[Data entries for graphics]
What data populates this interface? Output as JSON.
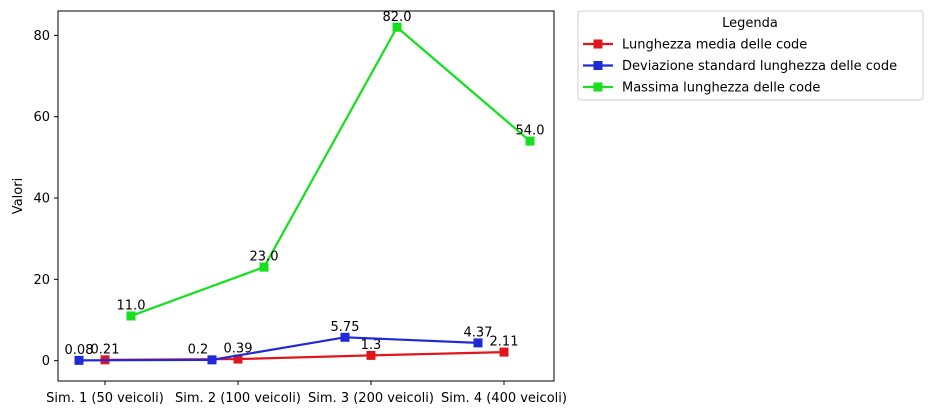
{
  "chart_data": {
    "type": "line",
    "categories": [
      "Sim. 1 (50 veicoli)",
      "Sim. 2 (100 veicoli)",
      "Sim. 3 (200 veicoli)",
      "Sim. 4 (400 veicoli)"
    ],
    "ylabel": "Valori",
    "ylim": [
      -5,
      86
    ],
    "yticks": [
      0,
      20,
      40,
      60,
      80
    ],
    "grid": false,
    "legend": {
      "title": "Legenda",
      "placement": "outside-top-right"
    },
    "series": [
      {
        "name": "Lunghezza media delle code",
        "color": "#e0161c",
        "values": [
          0.21,
          0.39,
          1.3,
          2.11
        ],
        "labels": [
          "0.21",
          "0.39",
          "1.3",
          "2.11"
        ]
      },
      {
        "name": "Deviazione standard lunghezza delle code",
        "color": "#1f2ad6",
        "values": [
          0.08,
          0.2,
          5.75,
          4.37
        ],
        "labels": [
          "0.08",
          "0.2",
          "5.75",
          "4.37"
        ]
      },
      {
        "name": "Massima lunghezza delle code",
        "color": "#16e01d",
        "values": [
          11.0,
          23.0,
          82.0,
          54.0
        ],
        "labels": [
          "11.0",
          "23.0",
          "82.0",
          "54.0"
        ]
      }
    ]
  }
}
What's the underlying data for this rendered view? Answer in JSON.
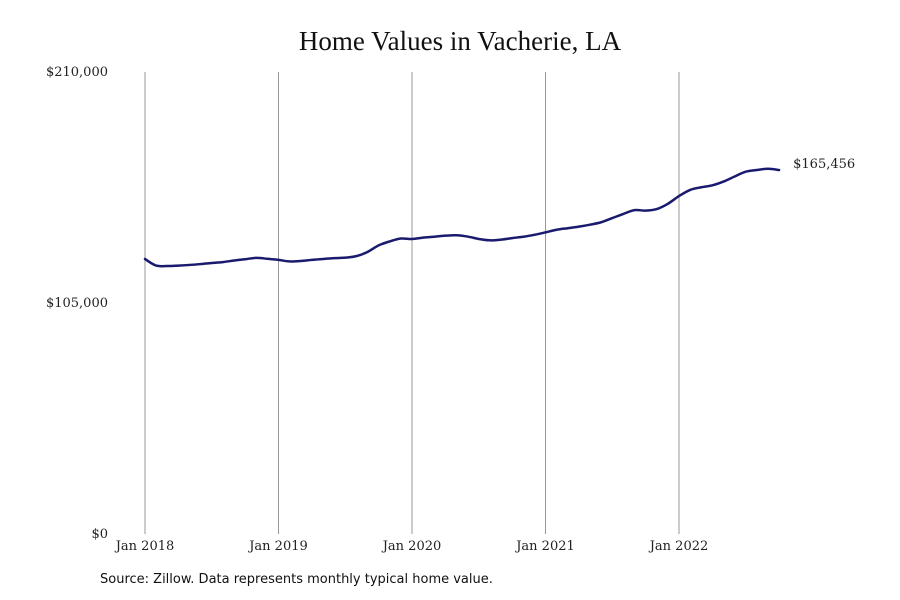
{
  "chart_data": {
    "type": "line",
    "title": "Home Values in Vacherie, LA",
    "xlabel": "",
    "ylabel": "",
    "ylim": [
      0,
      210000
    ],
    "y_tick_labels": [
      "$210,000",
      "$105,000",
      "$0"
    ],
    "y_tick_values": [
      210000,
      105000,
      0
    ],
    "x_tick_labels": [
      "Jan 2018",
      "Jan 2019",
      "Jan 2020",
      "Jan 2021",
      "Jan 2022"
    ],
    "x_tick_dates": [
      "2018-01",
      "2019-01",
      "2020-01",
      "2021-01",
      "2022-01"
    ],
    "x_range": [
      "2018-01",
      "2022-10"
    ],
    "grid": "vertical",
    "line_color": "#1a1a6e",
    "gridline_color": "#999999",
    "series": [
      {
        "x": [
          "2018-01",
          "2018-02",
          "2018-03",
          "2018-04",
          "2018-05",
          "2018-06",
          "2018-07",
          "2018-08",
          "2018-09",
          "2018-10",
          "2018-11",
          "2018-12",
          "2019-01",
          "2019-02",
          "2019-03",
          "2019-04",
          "2019-05",
          "2019-06",
          "2019-07",
          "2019-08",
          "2019-09",
          "2019-10",
          "2019-11",
          "2019-12",
          "2020-01",
          "2020-02",
          "2020-03",
          "2020-04",
          "2020-05",
          "2020-06",
          "2020-07",
          "2020-08",
          "2020-09",
          "2020-10",
          "2020-11",
          "2020-12",
          "2021-01",
          "2021-02",
          "2021-03",
          "2021-04",
          "2021-05",
          "2021-06",
          "2021-07",
          "2021-08",
          "2021-09",
          "2021-10",
          "2021-11",
          "2021-12",
          "2022-01",
          "2022-02",
          "2022-03",
          "2022-04",
          "2022-05",
          "2022-06",
          "2022-07",
          "2022-08",
          "2022-09",
          "2022-10"
        ],
        "values": [
          125000,
          122000,
          121800,
          122000,
          122300,
          122700,
          123200,
          123600,
          124300,
          124900,
          125500,
          125100,
          124600,
          123900,
          124100,
          124600,
          125000,
          125400,
          125600,
          126300,
          128200,
          131200,
          133000,
          134300,
          134100,
          134700,
          135100,
          135600,
          135800,
          135200,
          134100,
          133500,
          133800,
          134500,
          135100,
          136000,
          137100,
          138300,
          139000,
          139700,
          140600,
          141700,
          143600,
          145500,
          147200,
          147000,
          147700,
          150100,
          153600,
          156400,
          157600,
          158500,
          160200,
          162500,
          164700,
          165456,
          166000,
          165456
        ],
        "end_label": "$165,456"
      }
    ]
  },
  "source_note": "Source: Zillow. Data represents monthly typical home value."
}
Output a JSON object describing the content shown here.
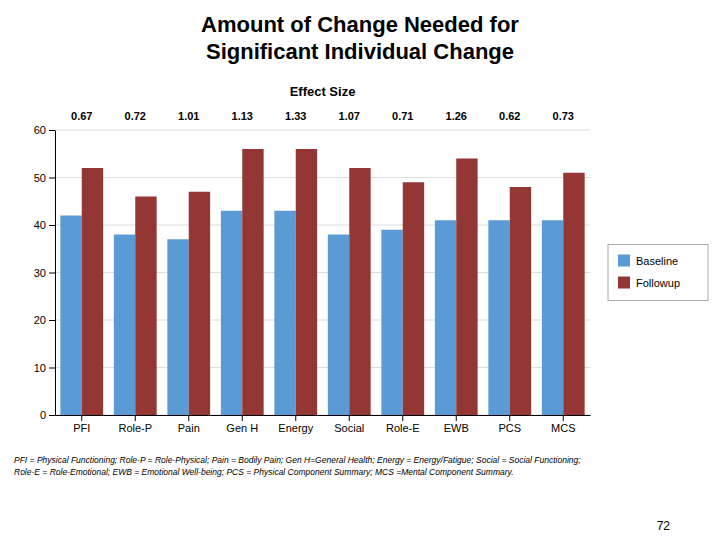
{
  "chart_data": {
    "type": "bar",
    "title": "Amount of Change Needed for\nSignificant Individual Change",
    "subtitle": "Effect Size",
    "categories": [
      "PFI",
      "Role-P",
      "Pain",
      "Gen H",
      "Energy",
      "Social",
      "Role-E",
      "EWB",
      "PCS",
      "MCS"
    ],
    "effect_sizes": [
      0.67,
      0.72,
      1.01,
      1.13,
      1.33,
      1.07,
      0.71,
      1.26,
      0.62,
      0.73
    ],
    "series": [
      {
        "name": "Baseline",
        "color": "#5B9BD5",
        "values": [
          42,
          38,
          37,
          43,
          43,
          38,
          39,
          41,
          41,
          41
        ]
      },
      {
        "name": "Followup",
        "color": "#943634",
        "values": [
          52,
          46,
          47,
          56,
          56,
          52,
          49,
          54,
          48,
          51
        ]
      }
    ],
    "ylim": [
      0,
      60
    ],
    "yticks": [
      0,
      10,
      20,
      30,
      40,
      50,
      60
    ],
    "grid": true,
    "legend": "right",
    "footnote": "PFI = Physical Functioning; Role-P = Role-Physical; Pain = Bodily Pain; Gen H=General Health; Energy = Energy/Fatigue; Social = Social Functioning;\nRole-E = Role-Emotional; EWB = Emotional Well-being; PCS = Physical Component Summary; MCS =Mental Component Summary.",
    "page_number": "72"
  }
}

*EXERCISE INSTRUCTIONS*. Return every line of the preceding records in which the word "this" appears.

*TASK RESULT*.
What data populates this interface? Output as JSON.
What's the underlying data for this rendered view? Answer in JSON.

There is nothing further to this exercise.